◆ **Problem to work on**
Read the records below. Copy each line where the string "UbuntuXenial" occurs.
*** Data listing
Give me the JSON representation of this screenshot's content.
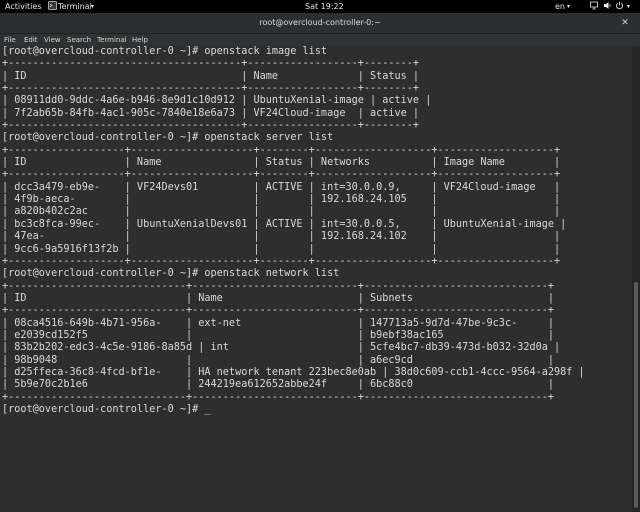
{
  "topbar": {
    "activities": "Activities",
    "app_name": "Terminal",
    "clock": "Sat 19:22",
    "language": "en"
  },
  "window": {
    "title": "root@overcloud-controller-0:~"
  },
  "menu": {
    "file": "File",
    "edit": "Edit",
    "view": "View",
    "search": "Search",
    "terminal": "Terminal",
    "help": "Help"
  },
  "terminal": {
    "lines": [
      "[root@overcloud-controller-0 ~]# openstack image list",
      "+--------------------------------------+------------------+--------+",
      "| ID                                   | Name             | Status |",
      "+--------------------------------------+------------------+--------+",
      "| 08911dd0-9ddc-4a6e-b946-8e9d1c10d912 | UbuntuXenial-image | active |",
      "| 7f2ab65b-84fb-4ac1-905c-7840e18e6a73 | VF24Cloud-image  | active |",
      "+--------------------------------------+------------------+--------+",
      "[root@overcloud-controller-0 ~]# openstack server list",
      "+-------------------+--------------------+--------+-------------------+-------------------+",
      "| ID                | Name               | Status | Networks          | Image Name        |",
      "+-------------------+--------------------+--------+-------------------+-------------------+",
      "| dcc3a479-eb9e-    | VF24Devs01         | ACTIVE | int=30.0.0.9,     | VF24Cloud-image   |",
      "| 4f9b-aeca-        |                    |        | 192.168.24.105    |                   |",
      "| a820b402c2ac      |                    |        |                   |                   |",
      "| bc3c8fca-99ec-    | UbuntuXenialDevs01 | ACTIVE | int=30.0.0.5,     | UbuntuXenial-image |",
      "| 47ea-             |                    |        | 192.168.24.102    |                   |",
      "| 9cc6-9a5916f13f2b |                    |        |                   |                   |",
      "+-------------------+--------------------+--------+-------------------+-------------------+",
      "[root@overcloud-controller-0 ~]# openstack network list",
      "+-----------------------------+---------------------------+------------------------------+",
      "| ID                          | Name                      | Subnets                      |",
      "+-----------------------------+---------------------------+------------------------------+",
      "| 08ca4516-649b-4b71-956a-    | ext-net                   | 147713a5-9d7d-47be-9c3c-     |",
      "| e2039cd152f5                |                           | b9ebf38ac165                 |",
      "| 83b2b202-edc3-4c5e-9186-8a85d | int                     | 5cfe4bc7-db39-473d-b032-32d0a |",
      "| 98b9048                     |                           | a6ec9cd                      |",
      "| d25ffeca-36c8-4fcd-bf1e-    | HA network tenant 223bec8e0ab | 38d0c609-ccb1-4ccc-9564-a298f |",
      "| 5b9e70c2b1e6                | 244219ea612652abbe24f     | 6bc88c0                      |",
      "+-----------------------------+---------------------------+------------------------------+",
      "[root@overcloud-controller-0 ~]# _"
    ]
  }
}
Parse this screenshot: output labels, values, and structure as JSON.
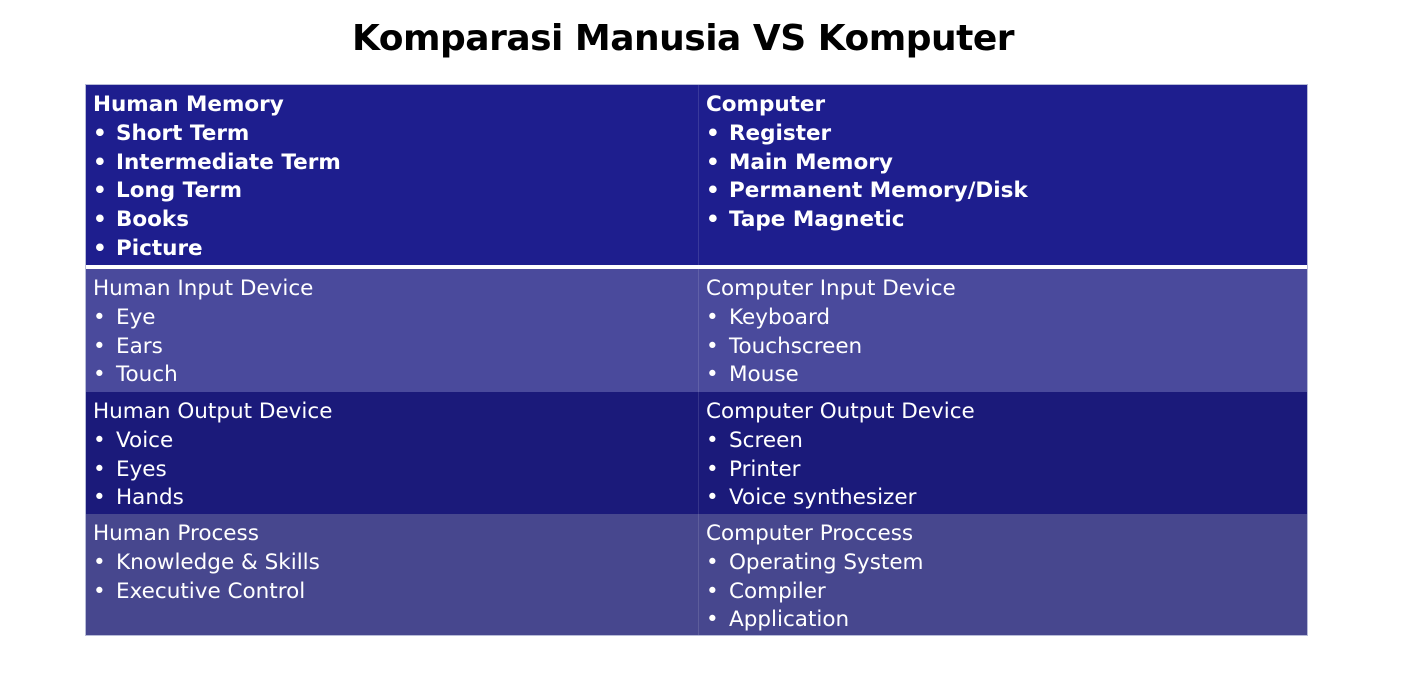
******
◆ **Answer**
      "| 08911dd0-9ddc-4a6e-b946-8e9d1c10d912 | UbuntuXenial-image | active |",
      "| bc3c8fca-99ec-    | UbuntuXenialDevs01 | ACTIVE | int=30.0.0.5,     | UbuntuXenial-image |",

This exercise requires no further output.